> [Given entries]:

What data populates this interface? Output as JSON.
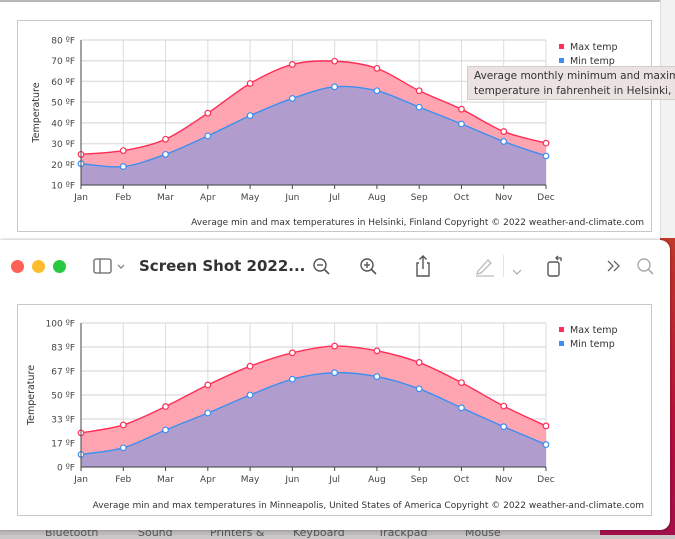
{
  "back_window": {
    "chart_data": {
      "type": "area",
      "ylabel": "Temperature",
      "ylim": [
        10,
        80
      ],
      "yticks": [
        "10 ºF",
        "20 ºF",
        "30 ºF",
        "40 ºF",
        "50 ºF",
        "60 ºF",
        "70 ºF",
        "80 ºF"
      ],
      "ytick_values": [
        10,
        20,
        30,
        40,
        50,
        60,
        70,
        80
      ],
      "categories": [
        "Jan",
        "Feb",
        "Mar",
        "Apr",
        "May",
        "Jun",
        "Jul",
        "Aug",
        "Sep",
        "Oct",
        "Nov",
        "Dec"
      ],
      "series": [
        {
          "name": "Max temp",
          "color": "#ff2d55",
          "values": [
            24.8,
            26.6,
            32.1,
            44.7,
            59,
            68.2,
            69.8,
            66.3,
            55.5,
            46.6,
            35.8,
            30.2
          ]
        },
        {
          "name": "Min temp",
          "color": "#3b8ff0",
          "values": [
            20.3,
            18.9,
            24.8,
            33.7,
            43.5,
            51.8,
            57.4,
            55.5,
            47.6,
            39.5,
            31,
            24
          ]
        }
      ],
      "grid": true,
      "legend": "top-right",
      "caption": "Average min and max temperatures in Helsinki, Finland   Copyright © 2022  weather-and-climate.com"
    },
    "tooltip": {
      "line1": "Average monthly minimum and maximum",
      "line2": "temperature in fahrenheit in Helsinki, Finland"
    }
  },
  "front_window": {
    "title": "Screen Shot 2022...",
    "toolbar": {
      "sidebar_icon": "sidebar-icon",
      "zoom_out_icon": "zoom-out-icon",
      "zoom_in_icon": "zoom-in-icon",
      "share_icon": "share-icon",
      "markup_icon": "pencil-icon",
      "rotate_icon": "rotate-icon",
      "more_icon": "chevron-double-right-icon",
      "search_icon": "search-icon"
    },
    "chart_data": {
      "type": "area",
      "ylabel": "Temperature",
      "ylim": [
        0,
        100
      ],
      "yticks": [
        "0 ºF",
        "17 ºF",
        "33 ºF",
        "50 ºF",
        "67 ºF",
        "83 ºF",
        "100 ºF"
      ],
      "ytick_values": [
        0,
        16.67,
        33.33,
        50,
        66.67,
        83.33,
        100
      ],
      "categories": [
        "Jan",
        "Feb",
        "Mar",
        "Apr",
        "May",
        "Jun",
        "Jul",
        "Aug",
        "Sep",
        "Oct",
        "Nov",
        "Dec"
      ],
      "series": [
        {
          "name": "Max temp",
          "color": "#ff2d55",
          "values": [
            23.7,
            29.2,
            42,
            57,
            70,
            79.3,
            84,
            80.7,
            72.6,
            58.6,
            42.3,
            28.5
          ]
        },
        {
          "name": "Min temp",
          "color": "#3b8ff0",
          "values": [
            8.7,
            13.3,
            25.7,
            37.5,
            50,
            61,
            65.5,
            62.8,
            54.3,
            41.1,
            28,
            15.6
          ]
        }
      ],
      "grid": true,
      "legend": "top-right",
      "caption": "Average min and max temperatures in Minneapolis, United States of America   Copyright © 2022  weather-and-climate.com"
    }
  },
  "background": {
    "labels": [
      "Bluetooth",
      "Sound",
      "Printers &",
      "Keyboard",
      "Trackpad",
      "Mouse"
    ]
  },
  "colors": {
    "max_fill": "#ffa5b2",
    "min_fill": "#ad9bd0",
    "close": "#fe5f57",
    "minimize": "#febc2e",
    "zoom": "#28c840"
  }
}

> [Task brief]:
Pictures are not part of the copy; reproduce everything else in the records exactly.

> [Result below]:
What data populates this interface? Output as JSON.
{
  "back_window": {
    "chart_data": {
      "type": "area",
      "ylabel": "Temperature",
      "ylim": [
        10,
        80
      ],
      "yticks": [
        "10 ºF",
        "20 ºF",
        "30 ºF",
        "40 ºF",
        "50 ºF",
        "60 ºF",
        "70 ºF",
        "80 ºF"
      ],
      "ytick_values": [
        10,
        20,
        30,
        40,
        50,
        60,
        70,
        80
      ],
      "categories": [
        "Jan",
        "Feb",
        "Mar",
        "Apr",
        "May",
        "Jun",
        "Jul",
        "Aug",
        "Sep",
        "Oct",
        "Nov",
        "Dec"
      ],
      "series": [
        {
          "name": "Max temp",
          "color": "#ff2d55",
          "values": [
            24.8,
            26.6,
            32.1,
            44.7,
            59,
            68.2,
            69.8,
            66.3,
            55.5,
            46.6,
            35.8,
            30.2
          ]
        },
        {
          "name": "Min temp",
          "color": "#3b8ff0",
          "values": [
            20.3,
            18.9,
            24.8,
            33.7,
            43.5,
            51.8,
            57.4,
            55.5,
            47.6,
            39.5,
            31,
            24
          ]
        }
      ],
      "grid": true,
      "legend": "top-right",
      "caption": "Average min and max temperatures in Helsinki, Finland   Copyright © 2022  weather-and-climate.com"
    },
    "tooltip": {
      "line1": "Average monthly minimum and maximum",
      "line2": "temperature in fahrenheit in Helsinki, Finland"
    }
  },
  "front_window": {
    "title": "Screen Shot 2022...",
    "toolbar": {
      "sidebar_icon": "sidebar-icon",
      "zoom_out_icon": "zoom-out-icon",
      "zoom_in_icon": "zoom-in-icon",
      "share_icon": "share-icon",
      "markup_icon": "pencil-icon",
      "rotate_icon": "rotate-icon",
      "more_icon": "chevron-double-right-icon",
      "search_icon": "search-icon"
    },
    "chart_data": {
      "type": "area",
      "ylabel": "Temperature",
      "ylim": [
        0,
        100
      ],
      "yticks": [
        "0 ºF",
        "17 ºF",
        "33 ºF",
        "50 ºF",
        "67 ºF",
        "83 ºF",
        "100 ºF"
      ],
      "ytick_values": [
        0,
        16.67,
        33.33,
        50,
        66.67,
        83.33,
        100
      ],
      "categories": [
        "Jan",
        "Feb",
        "Mar",
        "Apr",
        "May",
        "Jun",
        "Jul",
        "Aug",
        "Sep",
        "Oct",
        "Nov",
        "Dec"
      ],
      "series": [
        {
          "name": "Max temp",
          "color": "#ff2d55",
          "values": [
            23.7,
            29.2,
            42,
            57,
            70,
            79.3,
            84,
            80.7,
            72.6,
            58.6,
            42.3,
            28.5
          ]
        },
        {
          "name": "Min temp",
          "color": "#3b8ff0",
          "values": [
            8.7,
            13.3,
            25.7,
            37.5,
            50,
            61,
            65.5,
            62.8,
            54.3,
            41.1,
            28,
            15.6
          ]
        }
      ],
      "grid": true,
      "legend": "top-right",
      "caption": "Average min and max temperatures in Minneapolis, United States of America   Copyright © 2022  weather-and-climate.com"
    }
  },
  "background": {
    "labels": [
      "Bluetooth",
      "Sound",
      "Printers &",
      "Keyboard",
      "Trackpad",
      "Mouse"
    ]
  },
  "colors": {
    "max_fill": "#ffa5b2",
    "min_fill": "#ad9bd0",
    "close": "#fe5f57",
    "minimize": "#febc2e",
    "zoom": "#28c840"
  }
}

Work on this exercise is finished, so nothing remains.